→ **ITEMS**
++++++++++++++++++++

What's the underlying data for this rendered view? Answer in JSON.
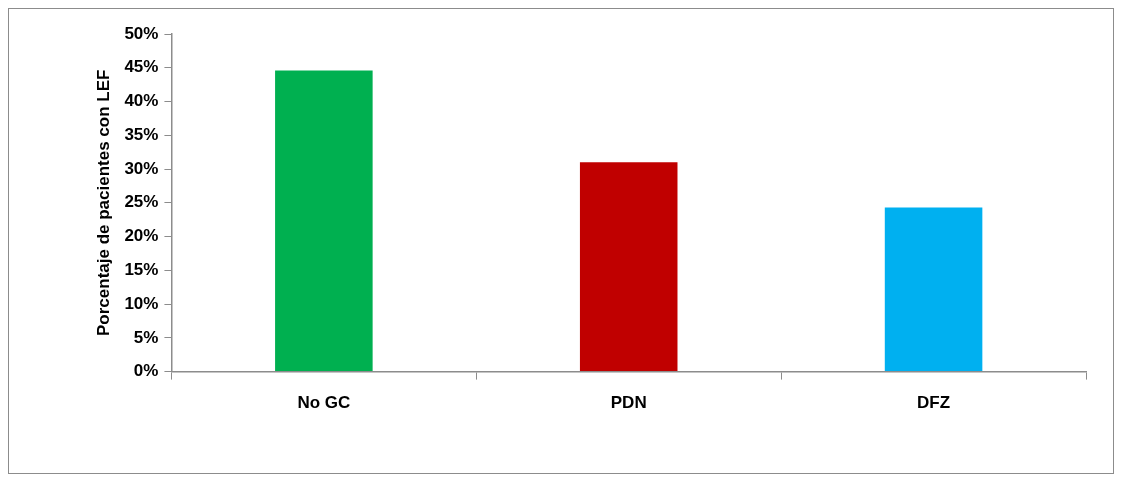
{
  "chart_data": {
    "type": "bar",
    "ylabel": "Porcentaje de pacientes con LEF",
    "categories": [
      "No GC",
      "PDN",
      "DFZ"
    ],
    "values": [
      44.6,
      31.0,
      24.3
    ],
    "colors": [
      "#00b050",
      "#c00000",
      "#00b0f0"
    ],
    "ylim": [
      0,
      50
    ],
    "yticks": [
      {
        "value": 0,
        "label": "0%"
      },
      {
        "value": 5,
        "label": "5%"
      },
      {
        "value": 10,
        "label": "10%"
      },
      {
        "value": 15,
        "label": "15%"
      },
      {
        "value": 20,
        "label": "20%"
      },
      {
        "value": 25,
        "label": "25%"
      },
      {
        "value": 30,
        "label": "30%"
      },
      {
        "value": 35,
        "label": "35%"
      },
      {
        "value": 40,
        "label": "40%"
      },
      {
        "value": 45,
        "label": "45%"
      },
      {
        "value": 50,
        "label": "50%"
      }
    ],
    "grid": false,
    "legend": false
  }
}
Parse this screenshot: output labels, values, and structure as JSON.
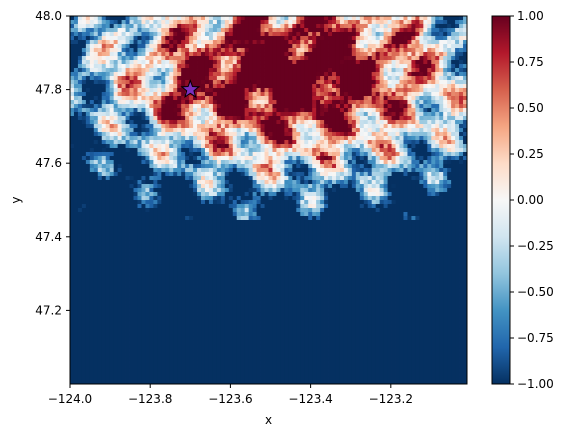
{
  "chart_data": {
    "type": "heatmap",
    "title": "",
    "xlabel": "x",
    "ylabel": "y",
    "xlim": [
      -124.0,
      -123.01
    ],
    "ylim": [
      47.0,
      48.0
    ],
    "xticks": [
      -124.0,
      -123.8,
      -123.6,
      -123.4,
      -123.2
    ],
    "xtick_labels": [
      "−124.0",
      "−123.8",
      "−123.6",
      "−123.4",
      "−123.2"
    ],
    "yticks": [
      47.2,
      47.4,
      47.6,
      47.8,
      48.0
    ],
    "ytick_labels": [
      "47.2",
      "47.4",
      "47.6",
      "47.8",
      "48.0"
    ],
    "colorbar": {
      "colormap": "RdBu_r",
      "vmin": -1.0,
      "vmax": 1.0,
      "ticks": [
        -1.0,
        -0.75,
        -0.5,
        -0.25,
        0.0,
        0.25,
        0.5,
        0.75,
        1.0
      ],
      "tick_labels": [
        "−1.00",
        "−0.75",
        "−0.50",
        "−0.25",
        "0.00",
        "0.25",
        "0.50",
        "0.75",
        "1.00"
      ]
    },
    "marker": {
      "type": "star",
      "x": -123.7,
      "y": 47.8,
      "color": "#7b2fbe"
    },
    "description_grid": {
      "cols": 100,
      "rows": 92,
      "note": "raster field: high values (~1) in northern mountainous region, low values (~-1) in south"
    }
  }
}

++++++++++++++++++++

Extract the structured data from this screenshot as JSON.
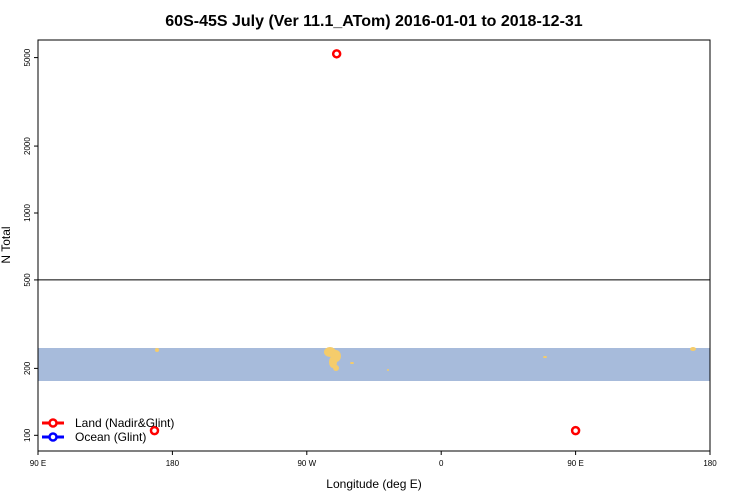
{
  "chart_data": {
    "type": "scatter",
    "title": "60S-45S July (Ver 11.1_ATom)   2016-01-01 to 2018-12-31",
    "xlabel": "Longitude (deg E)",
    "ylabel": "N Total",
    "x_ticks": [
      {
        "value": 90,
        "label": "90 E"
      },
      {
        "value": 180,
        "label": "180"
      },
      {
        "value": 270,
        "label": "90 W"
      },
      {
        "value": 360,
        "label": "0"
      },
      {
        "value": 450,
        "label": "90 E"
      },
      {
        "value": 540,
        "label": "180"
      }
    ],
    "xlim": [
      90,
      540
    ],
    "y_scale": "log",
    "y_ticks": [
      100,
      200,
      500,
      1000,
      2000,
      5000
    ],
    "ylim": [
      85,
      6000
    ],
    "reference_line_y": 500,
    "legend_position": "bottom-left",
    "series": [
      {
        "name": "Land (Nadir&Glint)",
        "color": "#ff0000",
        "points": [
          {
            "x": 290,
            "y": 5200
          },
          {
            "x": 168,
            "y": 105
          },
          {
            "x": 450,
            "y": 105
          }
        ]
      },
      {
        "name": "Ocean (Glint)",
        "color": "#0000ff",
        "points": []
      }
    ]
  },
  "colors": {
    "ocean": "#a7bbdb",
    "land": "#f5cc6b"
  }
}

++++++++++++++++++++

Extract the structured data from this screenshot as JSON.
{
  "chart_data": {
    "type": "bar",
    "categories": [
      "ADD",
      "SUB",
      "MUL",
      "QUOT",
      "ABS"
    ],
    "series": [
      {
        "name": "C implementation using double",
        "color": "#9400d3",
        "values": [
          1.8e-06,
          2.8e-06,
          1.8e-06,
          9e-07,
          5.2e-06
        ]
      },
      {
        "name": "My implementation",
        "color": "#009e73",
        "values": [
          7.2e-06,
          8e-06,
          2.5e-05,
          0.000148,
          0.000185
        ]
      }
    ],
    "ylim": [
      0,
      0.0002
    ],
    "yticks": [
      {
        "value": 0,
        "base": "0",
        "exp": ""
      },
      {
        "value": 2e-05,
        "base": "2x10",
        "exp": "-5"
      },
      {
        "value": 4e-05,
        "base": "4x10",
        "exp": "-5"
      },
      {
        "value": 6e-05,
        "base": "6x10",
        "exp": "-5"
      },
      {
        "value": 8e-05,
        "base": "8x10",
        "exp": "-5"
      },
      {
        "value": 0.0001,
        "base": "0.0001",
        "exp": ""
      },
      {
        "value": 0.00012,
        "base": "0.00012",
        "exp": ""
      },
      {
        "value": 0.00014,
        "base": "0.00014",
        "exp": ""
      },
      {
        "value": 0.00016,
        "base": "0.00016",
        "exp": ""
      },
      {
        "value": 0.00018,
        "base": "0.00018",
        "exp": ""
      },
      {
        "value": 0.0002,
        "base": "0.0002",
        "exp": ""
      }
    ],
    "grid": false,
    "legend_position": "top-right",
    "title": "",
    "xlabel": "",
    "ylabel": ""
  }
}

++++++++++++++++++++

→ **TASK GOAL**
Each line containing the word "base" counts once; report the total alone.

→ **WRITTEN REPLY**
11